§ **GIVEN PROBLEM**
Return all of the data exactly as given.
--
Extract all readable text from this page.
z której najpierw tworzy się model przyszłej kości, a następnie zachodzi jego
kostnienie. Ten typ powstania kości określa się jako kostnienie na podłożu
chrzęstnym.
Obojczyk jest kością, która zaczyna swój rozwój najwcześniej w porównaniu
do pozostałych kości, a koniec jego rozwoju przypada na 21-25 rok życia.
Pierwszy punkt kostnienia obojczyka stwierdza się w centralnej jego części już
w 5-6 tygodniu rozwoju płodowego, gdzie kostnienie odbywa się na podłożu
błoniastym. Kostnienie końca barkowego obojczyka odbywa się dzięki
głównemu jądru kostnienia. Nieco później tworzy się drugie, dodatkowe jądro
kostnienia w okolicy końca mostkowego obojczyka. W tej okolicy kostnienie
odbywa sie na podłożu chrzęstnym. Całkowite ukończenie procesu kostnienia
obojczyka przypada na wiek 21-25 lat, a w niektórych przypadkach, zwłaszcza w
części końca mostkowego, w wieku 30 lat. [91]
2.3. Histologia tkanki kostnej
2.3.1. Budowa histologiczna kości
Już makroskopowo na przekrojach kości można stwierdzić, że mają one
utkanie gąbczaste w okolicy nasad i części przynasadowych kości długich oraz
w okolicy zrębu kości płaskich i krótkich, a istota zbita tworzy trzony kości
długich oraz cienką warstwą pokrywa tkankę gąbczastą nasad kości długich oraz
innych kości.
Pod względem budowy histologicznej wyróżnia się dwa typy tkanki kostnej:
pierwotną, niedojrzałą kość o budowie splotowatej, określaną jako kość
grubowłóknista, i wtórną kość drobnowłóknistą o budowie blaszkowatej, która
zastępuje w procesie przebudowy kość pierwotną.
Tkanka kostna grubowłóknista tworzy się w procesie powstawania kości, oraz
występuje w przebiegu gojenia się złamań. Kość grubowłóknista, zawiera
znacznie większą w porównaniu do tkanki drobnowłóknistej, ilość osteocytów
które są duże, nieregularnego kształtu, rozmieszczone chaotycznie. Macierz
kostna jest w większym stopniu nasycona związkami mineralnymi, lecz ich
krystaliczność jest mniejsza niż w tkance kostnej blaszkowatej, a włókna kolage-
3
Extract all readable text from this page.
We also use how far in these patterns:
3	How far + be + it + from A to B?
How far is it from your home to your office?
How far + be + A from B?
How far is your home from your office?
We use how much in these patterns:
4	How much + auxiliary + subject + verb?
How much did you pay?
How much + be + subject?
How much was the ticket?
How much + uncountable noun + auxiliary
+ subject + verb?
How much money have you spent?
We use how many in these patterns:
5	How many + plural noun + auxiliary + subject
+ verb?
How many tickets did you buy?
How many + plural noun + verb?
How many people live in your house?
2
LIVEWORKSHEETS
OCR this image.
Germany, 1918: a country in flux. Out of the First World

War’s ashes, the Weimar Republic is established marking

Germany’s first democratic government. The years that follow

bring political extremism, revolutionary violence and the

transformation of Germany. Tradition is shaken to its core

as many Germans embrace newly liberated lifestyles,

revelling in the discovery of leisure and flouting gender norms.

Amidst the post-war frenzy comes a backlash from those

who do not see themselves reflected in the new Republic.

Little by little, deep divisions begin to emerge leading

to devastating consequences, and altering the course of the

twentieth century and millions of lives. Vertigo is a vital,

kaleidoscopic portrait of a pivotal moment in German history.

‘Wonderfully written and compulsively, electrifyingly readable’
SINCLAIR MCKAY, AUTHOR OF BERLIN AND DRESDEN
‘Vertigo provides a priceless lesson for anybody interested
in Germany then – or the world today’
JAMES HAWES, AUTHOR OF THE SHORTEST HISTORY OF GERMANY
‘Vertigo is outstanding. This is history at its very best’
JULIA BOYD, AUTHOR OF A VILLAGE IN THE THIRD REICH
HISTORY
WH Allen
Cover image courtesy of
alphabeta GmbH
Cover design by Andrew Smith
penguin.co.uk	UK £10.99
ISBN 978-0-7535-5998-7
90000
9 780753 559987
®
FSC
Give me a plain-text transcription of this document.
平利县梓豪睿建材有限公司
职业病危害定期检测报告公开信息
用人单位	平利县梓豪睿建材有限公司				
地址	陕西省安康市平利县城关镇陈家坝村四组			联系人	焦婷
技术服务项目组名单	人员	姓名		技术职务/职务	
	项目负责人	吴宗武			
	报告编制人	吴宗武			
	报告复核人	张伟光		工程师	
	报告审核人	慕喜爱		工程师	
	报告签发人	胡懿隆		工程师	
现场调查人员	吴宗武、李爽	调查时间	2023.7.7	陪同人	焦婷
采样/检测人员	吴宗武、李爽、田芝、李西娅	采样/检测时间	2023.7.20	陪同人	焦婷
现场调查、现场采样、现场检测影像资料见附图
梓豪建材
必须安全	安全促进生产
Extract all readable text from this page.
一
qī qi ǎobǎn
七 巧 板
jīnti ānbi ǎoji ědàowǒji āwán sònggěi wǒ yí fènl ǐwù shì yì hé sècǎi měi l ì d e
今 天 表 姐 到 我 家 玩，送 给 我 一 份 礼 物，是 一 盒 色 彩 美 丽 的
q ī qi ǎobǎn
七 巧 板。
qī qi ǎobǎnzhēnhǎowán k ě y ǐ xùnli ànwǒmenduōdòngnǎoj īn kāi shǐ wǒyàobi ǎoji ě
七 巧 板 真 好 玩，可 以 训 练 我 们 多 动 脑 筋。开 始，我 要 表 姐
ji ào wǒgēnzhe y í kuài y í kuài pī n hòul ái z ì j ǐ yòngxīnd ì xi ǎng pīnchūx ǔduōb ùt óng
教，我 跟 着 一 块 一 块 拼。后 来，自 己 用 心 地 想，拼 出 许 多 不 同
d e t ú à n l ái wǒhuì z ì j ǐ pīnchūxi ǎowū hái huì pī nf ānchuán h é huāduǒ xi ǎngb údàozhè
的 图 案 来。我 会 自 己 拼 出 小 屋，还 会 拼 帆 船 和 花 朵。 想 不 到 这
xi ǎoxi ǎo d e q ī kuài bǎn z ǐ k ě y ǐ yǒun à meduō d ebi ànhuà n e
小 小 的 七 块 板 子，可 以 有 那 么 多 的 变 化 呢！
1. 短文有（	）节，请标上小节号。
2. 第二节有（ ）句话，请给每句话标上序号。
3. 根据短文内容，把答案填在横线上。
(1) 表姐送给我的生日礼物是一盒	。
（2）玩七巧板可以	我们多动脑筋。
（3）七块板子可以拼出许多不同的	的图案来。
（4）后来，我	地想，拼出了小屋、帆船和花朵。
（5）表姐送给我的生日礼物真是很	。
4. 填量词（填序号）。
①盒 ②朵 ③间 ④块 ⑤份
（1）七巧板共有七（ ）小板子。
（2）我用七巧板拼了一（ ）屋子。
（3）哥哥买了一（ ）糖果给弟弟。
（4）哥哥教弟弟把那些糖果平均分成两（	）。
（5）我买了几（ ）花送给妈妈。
--
§ **WRITTEN ANSWER**
Extract all readable text from this page.
z której najpierw tworzy się model przyszłej kości, a następnie zachodzi jego
kostnienie. Ten typ powstania kości określa się jako kostnienie na podłożu
chrzęstnym.
Obojczyk jest kością, która zaczyna swój rozwój najwcześniej w porównaniu
do pozostałych kości, a koniec jego rozwoju przypada na 21-25 rok życia.
Pierwszy punkt kostnienia obojczyka stwierdza się w centralnej jego części już
w 5-6 tygodniu rozwoju płodowego, gdzie kostnienie odbywa się na podłożu
błoniastym. Kostnienie końca barkowego obojczyka odbywa się dzięki
głównemu jądru kostnienia. Nieco później tworzy się drugie, dodatkowe jądro
kostnienia w okolicy końca mostkowego obojczyka. W tej okolicy kostnienie
odbywa sie na podłożu chrzęstnym. Całkowite ukończenie procesu kostnienia
obojczyka przypada na wiek 21-25 lat, a w niektórych przypadkach, zwłaszcza w
części końca mostkowego, w wieku 30 lat. [91]
2.3. Histologia tkanki kostnej
2.3.1. Budowa histologiczna kości
Już makroskopowo na przekrojach kości można stwierdzić, że mają one
utkanie gąbczaste w okolicy nasad i części przynasadowych kości długich oraz
w okolicy zrębu kości płaskich i krótkich, a istota zbita tworzy trzony kości
długich oraz cienką warstwą pokrywa tkankę gąbczastą nasad kości długich oraz
innych kości.
Pod względem budowy histologicznej wyróżnia się dwa typy tkanki kostnej:
pierwotną, niedojrzałą kość o budowie splotowatej, określaną jako kość
grubowłóknista, i wtórną kość drobnowłóknistą o budowie blaszkowatej, która
zastępuje w procesie przebudowy kość pierwotną.
Tkanka kostna grubowłóknista tworzy się w procesie powstawania kości, oraz
występuje w przebiegu gojenia się złamań. Kość grubowłóknista, zawiera
znacznie większą w porównaniu do tkanki drobnowłóknistej, ilość osteocytów
które są duże, nieregularnego kształtu, rozmieszczone chaotycznie. Macierz
kostna jest w większym stopniu nasycona związkami mineralnymi, lecz ich
krystaliczność jest mniejsza niż w tkance kostnej blaszkowatej, a włókna kolage-
3
Extract all readable text from this page.
We also use how far in these patterns:
3	How far + be + it + from A to B?
How far is it from your home to your office?
How far + be + A from B?
How far is your home from your office?
We use how much in these patterns:
4	How much + auxiliary + subject + verb?
How much did you pay?
How much + be + subject?
How much was the ticket?
How much + uncountable noun + auxiliary
+ subject + verb?
How much money have you spent?
We use how many in these patterns:
5	How many + plural noun + auxiliary + subject
+ verb?
How many tickets did you buy?
How many + plural noun + verb?
How many people live in your house?
2
LIVEWORKSHEETS
OCR this image.
Germany, 1918: a country in flux. Out of the First World

War’s ashes, the Weimar Republic is established marking

Germany’s first democratic government. The years that follow

bring political extremism, revolutionary violence and the

transformation of Germany. Tradition is shaken to its core

as many Germans embrace newly liberated lifestyles,

revelling in the discovery of leisure and flouting gender norms.

Amidst the post-war frenzy comes a backlash from those

who do not see themselves reflected in the new Republic.

Little by little, deep divisions begin to emerge leading

to devastating consequences, and altering the course of the

twentieth century and millions of lives. Vertigo is a vital,

kaleidoscopic portrait of a pivotal moment in German history.

‘Wonderfully written and compulsively, electrifyingly readable’
SINCLAIR MCKAY, AUTHOR OF BERLIN AND DRESDEN
‘Vertigo provides a priceless lesson for anybody interested
in Germany then – or the world today’
JAMES HAWES, AUTHOR OF THE SHORTEST HISTORY OF GERMANY
‘Vertigo is outstanding. This is history at its very best’
JULIA BOYD, AUTHOR OF A VILLAGE IN THE THIRD REICH
HISTORY
WH Allen
Cover image courtesy of
alphabeta GmbH
Cover design by Andrew Smith
penguin.co.uk	UK £10.99
ISBN 978-0-7535-5998-7
90000
9 780753 559987
®
FSC
Give me a plain-text transcription of this document.
平利县梓豪睿建材有限公司
职业病危害定期检测报告公开信息
用人单位	平利县梓豪睿建材有限公司				
地址	陕西省安康市平利县城关镇陈家坝村四组			联系人	焦婷
技术服务项目组名单	人员	姓名		技术职务/职务	
	项目负责人	吴宗武			
	报告编制人	吴宗武			
	报告复核人	张伟光		工程师	
	报告审核人	慕喜爱		工程师	
	报告签发人	胡懿隆		工程师	
现场调查人员	吴宗武、李爽	调查时间	2023.7.7	陪同人	焦婷
采样/检测人员	吴宗武、李爽、田芝、李西娅	采样/检测时间	2023.7.20	陪同人	焦婷
现场调查、现场采样、现场检测影像资料见附图
梓豪建材
必须安全	安全促进生产
Extract all readable text from this page.
一
qī qi ǎobǎn
七 巧 板
jīnti ānbi ǎoji ědàowǒji āwán sònggěi wǒ yí fènl ǐwù shì yì hé sècǎi měi l ì d e
今 天 表 姐 到 我 家 玩，送 给 我 一 份 礼 物，是 一 盒 色 彩 美 丽 的
q ī qi ǎobǎn
七 巧 板。
qī qi ǎobǎnzhēnhǎowán k ě y ǐ xùnli ànwǒmenduōdòngnǎoj īn kāi shǐ wǒyàobi ǎoji ě
七 巧 板 真 好 玩，可 以 训 练 我 们 多 动 脑 筋。开 始，我 要 表 姐
ji ào wǒgēnzhe y í kuài y í kuài pī n hòul ái z ì j ǐ yòngxīnd ì xi ǎng pīnchūx ǔduōb ùt óng
教，我 跟 着 一 块 一 块 拼。后 来，自 己 用 心 地 想，拼 出 许 多 不 同
d e t ú à n l ái wǒhuì z ì j ǐ pīnchūxi ǎowū hái huì pī nf ānchuán h é huāduǒ xi ǎngb údàozhè
的 图 案 来。我 会 自 己 拼 出 小 屋，还 会 拼 帆 船 和 花 朵。 想 不 到 这
xi ǎoxi ǎo d e q ī kuài bǎn z ǐ k ě y ǐ yǒun à meduō d ebi ànhuà n e
小 小 的 七 块 板 子，可 以 有 那 么 多 的 变 化 呢！
1. 短文有（	）节，请标上小节号。
2. 第二节有（ ）句话，请给每句话标上序号。
3. 根据短文内容，把答案填在横线上。
(1) 表姐送给我的生日礼物是一盒	。
（2）玩七巧板可以	我们多动脑筋。
（3）七块板子可以拼出许多不同的	的图案来。
（4）后来，我	地想，拼出了小屋、帆船和花朵。
（5）表姐送给我的生日礼物真是很	。
4. 填量词（填序号）。
①盒 ②朵 ③间 ④块 ⑤份
（1）七巧板共有七（ ）小板子。
（2）我用七巧板拼了一（ ）屋子。
（3）哥哥买了一（ ）糖果给弟弟。
（4）哥哥教弟弟把那些糖果平均分成两（	）。
（5）我买了几（ ）花送给妈妈。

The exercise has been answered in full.